+++ Input for this task

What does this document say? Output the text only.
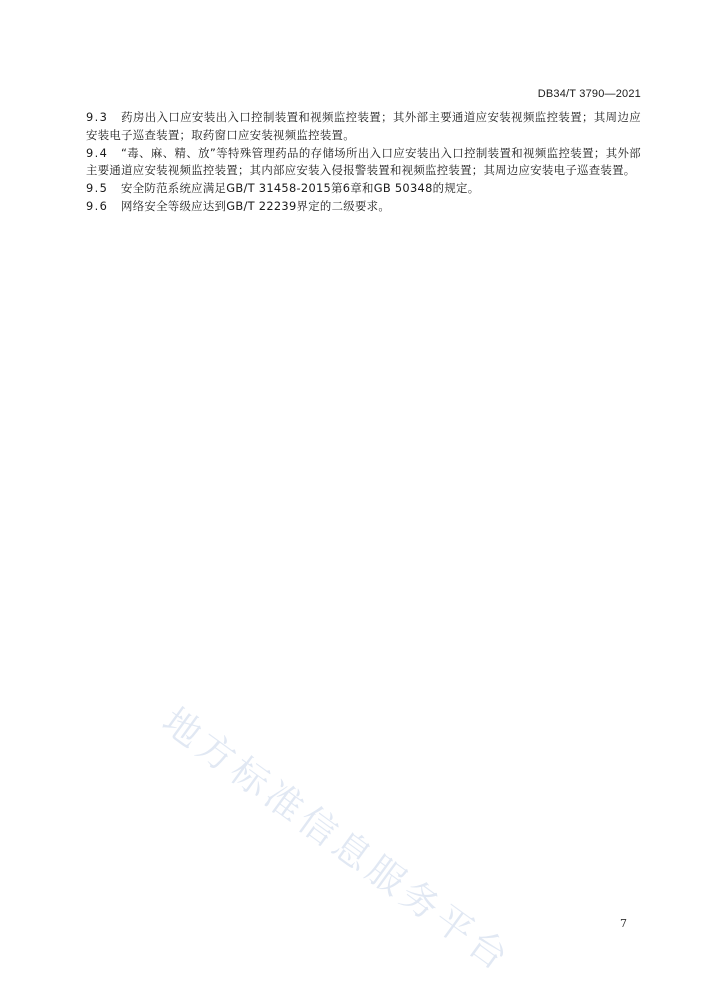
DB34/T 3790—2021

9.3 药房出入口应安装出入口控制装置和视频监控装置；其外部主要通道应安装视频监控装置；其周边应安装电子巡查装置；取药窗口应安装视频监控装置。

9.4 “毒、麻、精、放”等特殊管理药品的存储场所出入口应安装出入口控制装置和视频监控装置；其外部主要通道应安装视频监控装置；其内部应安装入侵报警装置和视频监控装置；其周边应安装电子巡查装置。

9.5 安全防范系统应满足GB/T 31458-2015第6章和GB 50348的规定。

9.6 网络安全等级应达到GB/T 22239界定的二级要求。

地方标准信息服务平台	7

++++++

What you have to do
Each line that holds the word "其周边应安装电子巡查装置" should be extracted from the records.

Worked answer
9.3 药房出入口应安装出入口控制装置和视频监控装置；其外部主要通道应安装视频监控装置；其周边应安装电子巡查装置；取药窗口应安装视频监控装置。
9.4 “毒、麻、精、放”等特殊管理药品的存储场所出入口应安装出入口控制装置和视频监控装置；其外部主要通道应安装视频监控装置；其内部应安装入侵报警装置和视频监控装置；其周边应安装电子巡查装置。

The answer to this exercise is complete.